## Exercise details
Find each line in the records below that contains the string "edit", and copy those lines out in full.

## Dataset extract
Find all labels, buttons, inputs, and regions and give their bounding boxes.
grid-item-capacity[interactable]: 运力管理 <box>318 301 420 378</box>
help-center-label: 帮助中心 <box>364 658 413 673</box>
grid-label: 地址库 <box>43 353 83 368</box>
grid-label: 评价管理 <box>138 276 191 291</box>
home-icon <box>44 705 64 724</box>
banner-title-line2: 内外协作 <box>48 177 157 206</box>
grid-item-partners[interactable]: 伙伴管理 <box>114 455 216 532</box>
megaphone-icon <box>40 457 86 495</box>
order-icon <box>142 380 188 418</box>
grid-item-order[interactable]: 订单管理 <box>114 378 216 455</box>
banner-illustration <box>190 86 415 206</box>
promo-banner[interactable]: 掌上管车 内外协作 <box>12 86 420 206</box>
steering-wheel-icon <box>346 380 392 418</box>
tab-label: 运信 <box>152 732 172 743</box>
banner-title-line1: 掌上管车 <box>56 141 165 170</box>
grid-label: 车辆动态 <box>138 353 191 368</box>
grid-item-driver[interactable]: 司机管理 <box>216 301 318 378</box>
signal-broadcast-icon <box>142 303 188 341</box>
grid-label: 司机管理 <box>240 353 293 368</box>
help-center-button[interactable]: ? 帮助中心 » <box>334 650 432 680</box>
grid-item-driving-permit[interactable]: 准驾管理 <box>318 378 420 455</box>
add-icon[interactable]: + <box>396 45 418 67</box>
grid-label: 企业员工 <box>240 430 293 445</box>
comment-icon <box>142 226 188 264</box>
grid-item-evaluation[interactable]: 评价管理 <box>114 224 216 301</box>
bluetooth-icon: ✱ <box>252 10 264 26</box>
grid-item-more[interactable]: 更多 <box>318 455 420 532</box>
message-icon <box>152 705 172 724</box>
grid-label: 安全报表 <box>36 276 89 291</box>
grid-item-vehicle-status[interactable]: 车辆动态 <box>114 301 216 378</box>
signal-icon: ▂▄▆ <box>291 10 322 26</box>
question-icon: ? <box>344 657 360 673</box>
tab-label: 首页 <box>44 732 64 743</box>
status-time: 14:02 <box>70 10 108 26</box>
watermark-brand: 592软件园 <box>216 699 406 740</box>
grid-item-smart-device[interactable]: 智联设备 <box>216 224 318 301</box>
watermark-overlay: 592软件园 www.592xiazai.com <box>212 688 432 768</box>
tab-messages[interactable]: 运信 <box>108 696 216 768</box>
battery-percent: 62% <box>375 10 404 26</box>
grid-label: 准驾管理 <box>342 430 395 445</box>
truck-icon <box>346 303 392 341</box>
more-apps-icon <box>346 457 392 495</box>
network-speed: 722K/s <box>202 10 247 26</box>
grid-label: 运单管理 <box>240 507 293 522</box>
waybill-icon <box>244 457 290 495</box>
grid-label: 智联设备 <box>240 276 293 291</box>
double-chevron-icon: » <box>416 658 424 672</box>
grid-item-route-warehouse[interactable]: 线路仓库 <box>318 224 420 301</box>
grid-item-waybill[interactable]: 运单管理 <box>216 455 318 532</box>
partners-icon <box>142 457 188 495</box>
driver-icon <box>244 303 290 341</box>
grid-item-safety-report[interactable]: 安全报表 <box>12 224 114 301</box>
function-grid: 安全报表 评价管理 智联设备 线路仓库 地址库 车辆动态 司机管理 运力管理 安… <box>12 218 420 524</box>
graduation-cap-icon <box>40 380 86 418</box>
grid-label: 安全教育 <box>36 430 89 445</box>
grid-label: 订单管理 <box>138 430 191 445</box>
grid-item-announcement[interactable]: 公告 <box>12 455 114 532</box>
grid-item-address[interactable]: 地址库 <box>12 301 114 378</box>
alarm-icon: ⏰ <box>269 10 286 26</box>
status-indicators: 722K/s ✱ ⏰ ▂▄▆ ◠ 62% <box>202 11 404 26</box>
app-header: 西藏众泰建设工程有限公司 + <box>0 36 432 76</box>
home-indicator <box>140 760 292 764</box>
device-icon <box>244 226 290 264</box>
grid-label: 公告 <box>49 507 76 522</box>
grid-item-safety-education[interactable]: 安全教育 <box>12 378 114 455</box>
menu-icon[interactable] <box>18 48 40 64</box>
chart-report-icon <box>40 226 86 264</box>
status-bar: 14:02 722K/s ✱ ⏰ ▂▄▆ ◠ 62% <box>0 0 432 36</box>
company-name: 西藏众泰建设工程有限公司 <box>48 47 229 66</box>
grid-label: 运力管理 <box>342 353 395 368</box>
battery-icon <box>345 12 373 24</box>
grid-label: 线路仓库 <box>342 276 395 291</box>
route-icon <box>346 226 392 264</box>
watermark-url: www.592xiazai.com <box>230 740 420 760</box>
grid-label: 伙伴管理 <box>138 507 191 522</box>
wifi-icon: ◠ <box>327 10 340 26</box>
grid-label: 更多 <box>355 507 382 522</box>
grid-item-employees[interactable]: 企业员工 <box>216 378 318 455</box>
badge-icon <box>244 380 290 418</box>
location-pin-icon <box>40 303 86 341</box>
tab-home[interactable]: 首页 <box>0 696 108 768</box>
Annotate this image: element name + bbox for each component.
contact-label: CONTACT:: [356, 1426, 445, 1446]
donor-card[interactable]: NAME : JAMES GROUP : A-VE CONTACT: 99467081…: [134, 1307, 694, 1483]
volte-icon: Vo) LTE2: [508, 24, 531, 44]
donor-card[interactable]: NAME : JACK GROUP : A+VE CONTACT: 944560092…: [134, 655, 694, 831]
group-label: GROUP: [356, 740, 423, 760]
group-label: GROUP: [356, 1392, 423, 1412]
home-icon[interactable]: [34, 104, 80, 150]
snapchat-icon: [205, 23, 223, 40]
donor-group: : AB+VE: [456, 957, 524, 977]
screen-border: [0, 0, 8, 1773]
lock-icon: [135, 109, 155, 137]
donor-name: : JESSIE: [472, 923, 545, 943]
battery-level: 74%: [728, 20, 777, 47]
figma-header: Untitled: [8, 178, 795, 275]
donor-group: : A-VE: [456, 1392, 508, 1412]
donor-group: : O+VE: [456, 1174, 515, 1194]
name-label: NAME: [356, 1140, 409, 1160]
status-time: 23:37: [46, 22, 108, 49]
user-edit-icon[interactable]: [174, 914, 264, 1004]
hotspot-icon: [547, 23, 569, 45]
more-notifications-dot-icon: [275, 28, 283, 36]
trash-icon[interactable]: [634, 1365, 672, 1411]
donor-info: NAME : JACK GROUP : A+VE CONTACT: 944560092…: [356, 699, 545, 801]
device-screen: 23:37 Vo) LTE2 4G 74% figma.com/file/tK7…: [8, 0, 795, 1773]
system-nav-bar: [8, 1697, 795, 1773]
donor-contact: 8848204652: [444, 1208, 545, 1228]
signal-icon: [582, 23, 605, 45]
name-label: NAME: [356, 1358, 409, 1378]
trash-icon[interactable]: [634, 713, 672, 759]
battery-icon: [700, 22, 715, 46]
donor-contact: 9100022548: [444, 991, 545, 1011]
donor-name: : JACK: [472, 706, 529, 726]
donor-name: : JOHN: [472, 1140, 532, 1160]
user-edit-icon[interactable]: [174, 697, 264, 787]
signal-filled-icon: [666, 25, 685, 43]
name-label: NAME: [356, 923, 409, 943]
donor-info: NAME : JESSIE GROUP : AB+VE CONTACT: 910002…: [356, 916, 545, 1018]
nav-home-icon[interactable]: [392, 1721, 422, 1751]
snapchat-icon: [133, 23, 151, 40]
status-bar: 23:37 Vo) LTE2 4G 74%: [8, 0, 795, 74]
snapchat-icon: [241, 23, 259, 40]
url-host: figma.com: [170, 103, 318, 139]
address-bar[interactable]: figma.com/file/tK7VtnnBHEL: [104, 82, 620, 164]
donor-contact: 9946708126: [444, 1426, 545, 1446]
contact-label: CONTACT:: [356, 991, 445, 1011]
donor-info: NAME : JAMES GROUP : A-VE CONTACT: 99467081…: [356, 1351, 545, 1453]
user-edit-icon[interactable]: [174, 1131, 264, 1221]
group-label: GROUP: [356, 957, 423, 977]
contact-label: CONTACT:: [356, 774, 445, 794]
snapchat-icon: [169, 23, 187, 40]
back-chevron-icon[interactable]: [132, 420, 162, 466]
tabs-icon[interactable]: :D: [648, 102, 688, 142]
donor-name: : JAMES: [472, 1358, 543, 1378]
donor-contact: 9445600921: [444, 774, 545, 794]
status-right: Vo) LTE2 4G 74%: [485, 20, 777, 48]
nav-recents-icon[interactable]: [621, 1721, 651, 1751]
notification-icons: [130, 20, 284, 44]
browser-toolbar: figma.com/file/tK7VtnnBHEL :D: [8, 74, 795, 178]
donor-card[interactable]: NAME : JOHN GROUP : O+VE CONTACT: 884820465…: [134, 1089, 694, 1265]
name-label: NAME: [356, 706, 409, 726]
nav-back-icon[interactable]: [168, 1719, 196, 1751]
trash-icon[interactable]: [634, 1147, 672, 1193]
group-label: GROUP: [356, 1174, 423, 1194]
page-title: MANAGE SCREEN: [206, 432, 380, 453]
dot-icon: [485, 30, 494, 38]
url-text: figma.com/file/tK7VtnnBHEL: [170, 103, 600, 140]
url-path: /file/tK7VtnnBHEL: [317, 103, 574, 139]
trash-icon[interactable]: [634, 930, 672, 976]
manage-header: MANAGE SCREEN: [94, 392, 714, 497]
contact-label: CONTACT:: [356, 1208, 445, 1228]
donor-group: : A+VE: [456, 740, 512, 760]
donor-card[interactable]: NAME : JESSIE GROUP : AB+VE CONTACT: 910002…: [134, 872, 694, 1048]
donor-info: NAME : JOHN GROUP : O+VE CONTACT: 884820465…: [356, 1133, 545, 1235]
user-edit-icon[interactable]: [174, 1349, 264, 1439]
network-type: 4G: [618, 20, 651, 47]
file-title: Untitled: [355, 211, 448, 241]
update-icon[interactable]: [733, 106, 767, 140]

## Correct answer
user-edit-icon[interactable]: [174, 914, 264, 1004]
user-edit-icon[interactable]: [174, 697, 264, 787]
user-edit-icon[interactable]: [174, 1131, 264, 1221]
user-edit-icon[interactable]: [174, 1349, 264, 1439]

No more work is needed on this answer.